***** Entries shown *****

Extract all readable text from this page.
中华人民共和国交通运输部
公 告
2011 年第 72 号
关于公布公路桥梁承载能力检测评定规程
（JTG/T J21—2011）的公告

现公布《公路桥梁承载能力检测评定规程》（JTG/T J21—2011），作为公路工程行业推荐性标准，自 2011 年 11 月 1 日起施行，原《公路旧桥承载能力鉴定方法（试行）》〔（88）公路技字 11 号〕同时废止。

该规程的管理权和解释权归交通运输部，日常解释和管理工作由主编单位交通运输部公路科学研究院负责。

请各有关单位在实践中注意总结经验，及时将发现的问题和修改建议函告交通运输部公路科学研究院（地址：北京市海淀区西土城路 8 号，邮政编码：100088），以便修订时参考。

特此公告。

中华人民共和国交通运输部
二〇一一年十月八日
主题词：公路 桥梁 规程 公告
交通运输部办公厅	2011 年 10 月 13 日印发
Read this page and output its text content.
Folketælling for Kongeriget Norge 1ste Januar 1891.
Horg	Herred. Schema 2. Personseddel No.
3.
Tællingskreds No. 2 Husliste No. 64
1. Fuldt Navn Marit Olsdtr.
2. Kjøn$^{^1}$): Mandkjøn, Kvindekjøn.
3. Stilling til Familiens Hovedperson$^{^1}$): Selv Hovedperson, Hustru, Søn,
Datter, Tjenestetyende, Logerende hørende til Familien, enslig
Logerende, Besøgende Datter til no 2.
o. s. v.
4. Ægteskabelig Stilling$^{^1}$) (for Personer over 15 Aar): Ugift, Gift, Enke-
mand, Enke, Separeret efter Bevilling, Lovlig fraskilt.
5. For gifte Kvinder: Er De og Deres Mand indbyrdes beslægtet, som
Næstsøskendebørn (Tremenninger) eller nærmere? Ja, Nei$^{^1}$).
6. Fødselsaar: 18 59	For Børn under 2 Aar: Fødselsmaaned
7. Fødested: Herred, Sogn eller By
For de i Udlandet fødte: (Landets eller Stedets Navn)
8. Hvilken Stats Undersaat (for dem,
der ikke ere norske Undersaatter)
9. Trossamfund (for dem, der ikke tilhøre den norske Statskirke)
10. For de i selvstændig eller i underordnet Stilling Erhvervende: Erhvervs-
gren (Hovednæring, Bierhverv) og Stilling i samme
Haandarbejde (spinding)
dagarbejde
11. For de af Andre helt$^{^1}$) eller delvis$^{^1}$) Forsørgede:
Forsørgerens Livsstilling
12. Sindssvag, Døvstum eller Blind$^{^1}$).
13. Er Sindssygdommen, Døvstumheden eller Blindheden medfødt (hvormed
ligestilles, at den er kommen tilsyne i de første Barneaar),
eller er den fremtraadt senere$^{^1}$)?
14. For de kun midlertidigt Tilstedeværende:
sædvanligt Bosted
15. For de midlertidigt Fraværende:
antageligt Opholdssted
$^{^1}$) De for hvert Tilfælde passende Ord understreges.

*****

* [Task brief] Could you reproduce every record above exactly as it appears?

* [Solution to the exercise]
Extract all readable text from this page.
中华人民共和国交通运输部
公 告
2011 年第 72 号
关于公布公路桥梁承载能力检测评定规程
（JTG/T J21—2011）的公告

现公布《公路桥梁承载能力检测评定规程》（JTG/T J21—2011），作为公路工程行业推荐性标准，自 2011 年 11 月 1 日起施行，原《公路旧桥承载能力鉴定方法（试行）》〔（88）公路技字 11 号〕同时废止。

该规程的管理权和解释权归交通运输部，日常解释和管理工作由主编单位交通运输部公路科学研究院负责。

请各有关单位在实践中注意总结经验，及时将发现的问题和修改建议函告交通运输部公路科学研究院（地址：北京市海淀区西土城路 8 号，邮政编码：100088），以便修订时参考。

特此公告。

中华人民共和国交通运输部
二〇一一年十月八日
主题词：公路 桥梁 规程 公告
交通运输部办公厅	2011 年 10 月 13 日印发
Read this page and output its text content.
Folketælling for Kongeriget Norge 1ste Januar 1891.
Horg	Herred. Schema 2. Personseddel No.
3.
Tællingskreds No. 2 Husliste No. 64
1. Fuldt Navn Marit Olsdtr.
2. Kjøn$^{^1}$): Mandkjøn, Kvindekjøn.
3. Stilling til Familiens Hovedperson$^{^1}$): Selv Hovedperson, Hustru, Søn,
Datter, Tjenestetyende, Logerende hørende til Familien, enslig
Logerende, Besøgende Datter til no 2.
o. s. v.
4. Ægteskabelig Stilling$^{^1}$) (for Personer over 15 Aar): Ugift, Gift, Enke-
mand, Enke, Separeret efter Bevilling, Lovlig fraskilt.
5. For gifte Kvinder: Er De og Deres Mand indbyrdes beslægtet, som
Næstsøskendebørn (Tremenninger) eller nærmere? Ja, Nei$^{^1}$).
6. Fødselsaar: 18 59	For Børn under 2 Aar: Fødselsmaaned
7. Fødested: Herred, Sogn eller By
For de i Udlandet fødte: (Landets eller Stedets Navn)
8. Hvilken Stats Undersaat (for dem,
der ikke ere norske Undersaatter)
9. Trossamfund (for dem, der ikke tilhøre den norske Statskirke)
10. For de i selvstændig eller i underordnet Stilling Erhvervende: Erhvervs-
gren (Hovednæring, Bierhverv) og Stilling i samme
Haandarbejde (spinding)
dagarbejde
11. For de af Andre helt$^{^1}$) eller delvis$^{^1}$) Forsørgede:
Forsørgerens Livsstilling
12. Sindssvag, Døvstum eller Blind$^{^1}$).
13. Er Sindssygdommen, Døvstumheden eller Blindheden medfødt (hvormed
ligestilles, at den er kommen tilsyne i de første Barneaar),
eller er den fremtraadt senere$^{^1}$)?
14. For de kun midlertidigt Tilstedeværende:
sædvanligt Bosted
15. For de midlertidigt Fraværende:
antageligt Opholdssted
$^{^1}$) De for hvert Tilfælde passende Ord understreges.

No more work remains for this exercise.